- GIVEN INSTRUCTION -
Print each of the entries exactly, leaving nothing out.

-- START SUPPLIED MATERIAL --

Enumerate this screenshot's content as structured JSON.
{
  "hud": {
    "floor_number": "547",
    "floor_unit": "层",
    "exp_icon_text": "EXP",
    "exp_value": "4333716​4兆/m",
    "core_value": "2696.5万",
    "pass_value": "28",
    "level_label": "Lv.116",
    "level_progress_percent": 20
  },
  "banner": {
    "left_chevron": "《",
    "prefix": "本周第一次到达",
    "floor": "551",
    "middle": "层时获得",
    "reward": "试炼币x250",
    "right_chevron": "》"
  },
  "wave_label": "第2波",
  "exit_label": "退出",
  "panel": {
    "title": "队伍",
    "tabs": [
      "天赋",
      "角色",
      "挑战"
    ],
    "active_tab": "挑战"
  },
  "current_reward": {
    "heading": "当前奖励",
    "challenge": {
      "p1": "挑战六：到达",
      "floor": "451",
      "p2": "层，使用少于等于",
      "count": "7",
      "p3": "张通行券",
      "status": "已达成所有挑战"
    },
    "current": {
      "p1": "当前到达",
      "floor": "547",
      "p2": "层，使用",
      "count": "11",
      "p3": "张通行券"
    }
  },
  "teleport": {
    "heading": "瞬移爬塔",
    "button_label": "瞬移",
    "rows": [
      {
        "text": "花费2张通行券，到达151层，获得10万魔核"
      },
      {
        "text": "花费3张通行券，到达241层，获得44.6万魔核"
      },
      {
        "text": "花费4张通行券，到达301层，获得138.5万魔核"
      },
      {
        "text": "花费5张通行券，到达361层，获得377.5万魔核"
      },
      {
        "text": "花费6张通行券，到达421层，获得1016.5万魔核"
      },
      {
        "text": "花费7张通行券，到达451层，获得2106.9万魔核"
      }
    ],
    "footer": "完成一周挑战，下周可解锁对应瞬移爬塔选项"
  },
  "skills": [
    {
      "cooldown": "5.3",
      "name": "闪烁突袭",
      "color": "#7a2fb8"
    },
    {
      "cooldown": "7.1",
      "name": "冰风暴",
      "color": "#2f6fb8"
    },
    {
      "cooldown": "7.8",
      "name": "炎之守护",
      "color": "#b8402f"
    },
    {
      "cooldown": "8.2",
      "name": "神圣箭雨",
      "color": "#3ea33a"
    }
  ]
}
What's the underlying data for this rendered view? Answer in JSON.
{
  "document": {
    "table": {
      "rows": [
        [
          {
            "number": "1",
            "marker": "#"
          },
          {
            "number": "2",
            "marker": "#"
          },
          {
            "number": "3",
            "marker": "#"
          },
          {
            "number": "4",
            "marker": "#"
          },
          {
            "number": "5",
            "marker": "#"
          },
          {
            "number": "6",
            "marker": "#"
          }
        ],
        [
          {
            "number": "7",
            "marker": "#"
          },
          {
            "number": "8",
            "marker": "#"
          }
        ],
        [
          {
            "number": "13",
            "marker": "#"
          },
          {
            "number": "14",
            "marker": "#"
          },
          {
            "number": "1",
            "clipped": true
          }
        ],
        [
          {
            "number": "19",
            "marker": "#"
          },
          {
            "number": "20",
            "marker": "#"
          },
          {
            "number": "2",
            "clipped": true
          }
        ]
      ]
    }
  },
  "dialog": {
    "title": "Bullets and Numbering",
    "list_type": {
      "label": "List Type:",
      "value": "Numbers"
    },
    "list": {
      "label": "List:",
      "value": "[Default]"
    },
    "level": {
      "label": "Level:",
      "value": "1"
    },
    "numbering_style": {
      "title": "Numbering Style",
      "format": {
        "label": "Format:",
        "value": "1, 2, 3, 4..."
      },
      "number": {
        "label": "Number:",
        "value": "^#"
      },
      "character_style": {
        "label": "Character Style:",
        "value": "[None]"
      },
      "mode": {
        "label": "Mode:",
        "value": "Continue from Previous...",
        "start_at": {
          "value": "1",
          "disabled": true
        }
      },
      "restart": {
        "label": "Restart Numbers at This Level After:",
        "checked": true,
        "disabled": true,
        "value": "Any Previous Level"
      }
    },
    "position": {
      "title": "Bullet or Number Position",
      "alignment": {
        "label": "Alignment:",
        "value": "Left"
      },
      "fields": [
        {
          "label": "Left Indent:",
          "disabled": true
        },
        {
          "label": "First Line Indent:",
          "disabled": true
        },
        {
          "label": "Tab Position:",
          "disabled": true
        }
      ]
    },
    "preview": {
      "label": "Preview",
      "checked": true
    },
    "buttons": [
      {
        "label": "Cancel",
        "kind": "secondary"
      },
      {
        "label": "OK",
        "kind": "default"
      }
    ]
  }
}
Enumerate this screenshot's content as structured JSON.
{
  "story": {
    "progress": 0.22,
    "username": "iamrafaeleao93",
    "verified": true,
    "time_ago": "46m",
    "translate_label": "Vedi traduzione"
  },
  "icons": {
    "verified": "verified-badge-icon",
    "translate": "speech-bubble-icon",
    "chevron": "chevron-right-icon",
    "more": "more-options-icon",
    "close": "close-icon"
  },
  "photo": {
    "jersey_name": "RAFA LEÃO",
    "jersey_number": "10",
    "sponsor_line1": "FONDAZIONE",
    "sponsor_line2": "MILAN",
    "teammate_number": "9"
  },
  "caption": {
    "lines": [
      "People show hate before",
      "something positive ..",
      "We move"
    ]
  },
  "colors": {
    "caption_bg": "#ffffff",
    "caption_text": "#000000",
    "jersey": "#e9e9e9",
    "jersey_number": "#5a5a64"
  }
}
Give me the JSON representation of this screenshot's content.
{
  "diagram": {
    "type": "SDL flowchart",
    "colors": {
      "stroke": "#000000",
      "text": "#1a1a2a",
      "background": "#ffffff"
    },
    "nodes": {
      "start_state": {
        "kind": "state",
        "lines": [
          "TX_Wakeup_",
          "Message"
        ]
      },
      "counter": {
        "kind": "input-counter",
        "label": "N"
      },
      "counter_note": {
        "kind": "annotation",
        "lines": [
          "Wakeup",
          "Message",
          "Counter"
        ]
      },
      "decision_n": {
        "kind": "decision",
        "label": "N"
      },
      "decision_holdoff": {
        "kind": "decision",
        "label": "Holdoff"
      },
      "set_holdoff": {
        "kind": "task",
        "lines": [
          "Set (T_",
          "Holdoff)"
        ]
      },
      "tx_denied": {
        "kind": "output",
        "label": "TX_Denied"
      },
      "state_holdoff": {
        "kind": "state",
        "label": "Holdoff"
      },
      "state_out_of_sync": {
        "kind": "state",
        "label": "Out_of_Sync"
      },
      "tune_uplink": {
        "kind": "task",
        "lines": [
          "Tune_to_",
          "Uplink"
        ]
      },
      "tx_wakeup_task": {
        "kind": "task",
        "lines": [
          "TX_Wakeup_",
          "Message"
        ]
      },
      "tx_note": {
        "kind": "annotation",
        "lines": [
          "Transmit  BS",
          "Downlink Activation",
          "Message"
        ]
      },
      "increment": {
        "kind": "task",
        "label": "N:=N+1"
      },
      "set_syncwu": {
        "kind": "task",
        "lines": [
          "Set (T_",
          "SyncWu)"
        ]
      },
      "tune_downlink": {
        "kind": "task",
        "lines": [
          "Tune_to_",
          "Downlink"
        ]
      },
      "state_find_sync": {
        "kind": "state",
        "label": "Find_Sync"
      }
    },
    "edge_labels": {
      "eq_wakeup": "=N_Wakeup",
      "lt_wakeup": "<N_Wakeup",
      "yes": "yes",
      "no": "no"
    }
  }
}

-- END SUPPLIED MATERIAL --

- OUTPUT OF THE EXERCISE -
Enumerate this screenshot's content as structured JSON.
{
  "hud": {
    "floor_number": "547",
    "floor_unit": "层",
    "exp_icon_text": "EXP",
    "exp_value": "4333716​4兆/m",
    "core_value": "2696.5万",
    "pass_value": "28",
    "level_label": "Lv.116",
    "level_progress_percent": 20
  },
  "banner": {
    "left_chevron": "《",
    "prefix": "本周第一次到达",
    "floor": "551",
    "middle": "层时获得",
    "reward": "试炼币x250",
    "right_chevron": "》"
  },
  "wave_label": "第2波",
  "exit_label": "退出",
  "panel": {
    "title": "队伍",
    "tabs": [
      "天赋",
      "角色",
      "挑战"
    ],
    "active_tab": "挑战"
  },
  "current_reward": {
    "heading": "当前奖励",
    "challenge": {
      "p1": "挑战六：到达",
      "floor": "451",
      "p2": "层，使用少于等于",
      "count": "7",
      "p3": "张通行券",
      "status": "已达成所有挑战"
    },
    "current": {
      "p1": "当前到达",
      "floor": "547",
      "p2": "层，使用",
      "count": "11",
      "p3": "张通行券"
    }
  },
  "teleport": {
    "heading": "瞬移爬塔",
    "button_label": "瞬移",
    "rows": [
      {
        "text": "花费2张通行券，到达151层，获得10万魔核"
      },
      {
        "text": "花费3张通行券，到达241层，获得44.6万魔核"
      },
      {
        "text": "花费4张通行券，到达301层，获得138.5万魔核"
      },
      {
        "text": "花费5张通行券，到达361层，获得377.5万魔核"
      },
      {
        "text": "花费6张通行券，到达421层，获得1016.5万魔核"
      },
      {
        "text": "花费7张通行券，到达451层，获得2106.9万魔核"
      }
    ],
    "footer": "完成一周挑战，下周可解锁对应瞬移爬塔选项"
  },
  "skills": [
    {
      "cooldown": "5.3",
      "name": "闪烁突袭",
      "color": "#7a2fb8"
    },
    {
      "cooldown": "7.1",
      "name": "冰风暴",
      "color": "#2f6fb8"
    },
    {
      "cooldown": "7.8",
      "name": "炎之守护",
      "color": "#b8402f"
    },
    {
      "cooldown": "8.2",
      "name": "神圣箭雨",
      "color": "#3ea33a"
    }
  ]
}
What's the underlying data for this rendered view? Answer in JSON.
{
  "document": {
    "table": {
      "rows": [
        [
          {
            "number": "1",
            "marker": "#"
          },
          {
            "number": "2",
            "marker": "#"
          },
          {
            "number": "3",
            "marker": "#"
          },
          {
            "number": "4",
            "marker": "#"
          },
          {
            "number": "5",
            "marker": "#"
          },
          {
            "number": "6",
            "marker": "#"
          }
        ],
        [
          {
            "number": "7",
            "marker": "#"
          },
          {
            "number": "8",
            "marker": "#"
          }
        ],
        [
          {
            "number": "13",
            "marker": "#"
          },
          {
            "number": "14",
            "marker": "#"
          },
          {
            "number": "1",
            "clipped": true
          }
        ],
        [
          {
            "number": "19",
            "marker": "#"
          },
          {
            "number": "20",
            "marker": "#"
          },
          {
            "number": "2",
            "clipped": true
          }
        ]
      ]
    }
  },
  "dialog": {
    "title": "Bullets and Numbering",
    "list_type": {
      "label": "List Type:",
      "value": "Numbers"
    },
    "list": {
      "label": "List:",
      "value": "[Default]"
    },
    "level": {
      "label": "Level:",
      "value": "1"
    },
    "numbering_style": {
      "title": "Numbering Style",
      "format": {
        "label": "Format:",
        "value": "1, 2, 3, 4..."
      },
      "number": {
        "label": "Number:",
        "value": "^#"
      },
      "character_style": {
        "label": "Character Style:",
        "value": "[None]"
      },
      "mode": {
        "label": "Mode:",
        "value": "Continue from Previous...",
        "start_at": {
          "value": "1",
          "disabled": true
        }
      },
      "restart": {
        "label": "Restart Numbers at This Level After:",
        "checked": true,
        "disabled": true,
        "value": "Any Previous Level"
      }
    },
    "position": {
      "title": "Bullet or Number Position",
      "alignment": {
        "label": "Alignment:",
        "value": "Left"
      },
      "fields": [
        {
          "label": "Left Indent:",
          "disabled": true
        },
        {
          "label": "First Line Indent:",
          "disabled": true
        },
        {
          "label": "Tab Position:",
          "disabled": true
        }
      ]
    },
    "preview": {
      "label": "Preview",
      "checked": true
    },
    "buttons": [
      {
        "label": "Cancel",
        "kind": "secondary"
      },
      {
        "label": "OK",
        "kind": "default"
      }
    ]
  }
}
Enumerate this screenshot's content as structured JSON.
{
  "story": {
    "progress": 0.22,
    "username": "iamrafaeleao93",
    "verified": true,
    "time_ago": "46m",
    "translate_label": "Vedi traduzione"
  },
  "icons": {
    "verified": "verified-badge-icon",
    "translate": "speech-bubble-icon",
    "chevron": "chevron-right-icon",
    "more": "more-options-icon",
    "close": "close-icon"
  },
  "photo": {
    "jersey_name": "RAFA LEÃO",
    "jersey_number": "10",
    "sponsor_line1": "FONDAZIONE",
    "sponsor_line2": "MILAN",
    "teammate_number": "9"
  },
  "caption": {
    "lines": [
      "People show hate before",
      "something positive ..",
      "We move"
    ]
  },
  "colors": {
    "caption_bg": "#ffffff",
    "caption_text": "#000000",
    "jersey": "#e9e9e9",
    "jersey_number": "#5a5a64"
  }
}
Give me the JSON representation of this screenshot's content.
{
  "diagram": {
    "type": "SDL flowchart",
    "colors": {
      "stroke": "#000000",
      "text": "#1a1a2a",
      "background": "#ffffff"
    },
    "nodes": {
      "start_state": {
        "kind": "state",
        "lines": [
          "TX_Wakeup_",
          "Message"
        ]
      },
      "counter": {
        "kind": "input-counter",
        "label": "N"
      },
      "counter_note": {
        "kind": "annotation",
        "lines": [
          "Wakeup",
          "Message",
          "Counter"
        ]
      },
      "decision_n": {
        "kind": "decision",
        "label": "N"
      },
      "decision_holdoff": {
        "kind": "decision",
        "label": "Holdoff"
      },
      "set_holdoff": {
        "kind": "task",
        "lines": [
          "Set (T_",
          "Holdoff)"
        ]
      },
      "tx_denied": {
        "kind": "output",
        "label": "TX_Denied"
      },
      "state_holdoff": {
        "kind": "state",
        "label": "Holdoff"
      },
      "state_out_of_sync": {
        "kind": "state",
        "label": "Out_of_Sync"
      },
      "tune_uplink": {
        "kind": "task",
        "lines": [
          "Tune_to_",
          "Uplink"
        ]
      },
      "tx_wakeup_task": {
        "kind": "task",
        "lines": [
          "TX_Wakeup_",
          "Message"
        ]
      },
      "tx_note": {
        "kind": "annotation",
        "lines": [
          "Transmit  BS",
          "Downlink Activation",
          "Message"
        ]
      },
      "increment": {
        "kind": "task",
        "label": "N:=N+1"
      },
      "set_syncwu": {
        "kind": "task",
        "lines": [
          "Set (T_",
          "SyncWu)"
        ]
      },
      "tune_downlink": {
        "kind": "task",
        "lines": [
          "Tune_to_",
          "Downlink"
        ]
      },
      "state_find_sync": {
        "kind": "state",
        "label": "Find_Sync"
      }
    },
    "edge_labels": {
      "eq_wakeup": "=N_Wakeup",
      "lt_wakeup": "<N_Wakeup",
      "yes": "yes",
      "no": "no"
    }
  }
}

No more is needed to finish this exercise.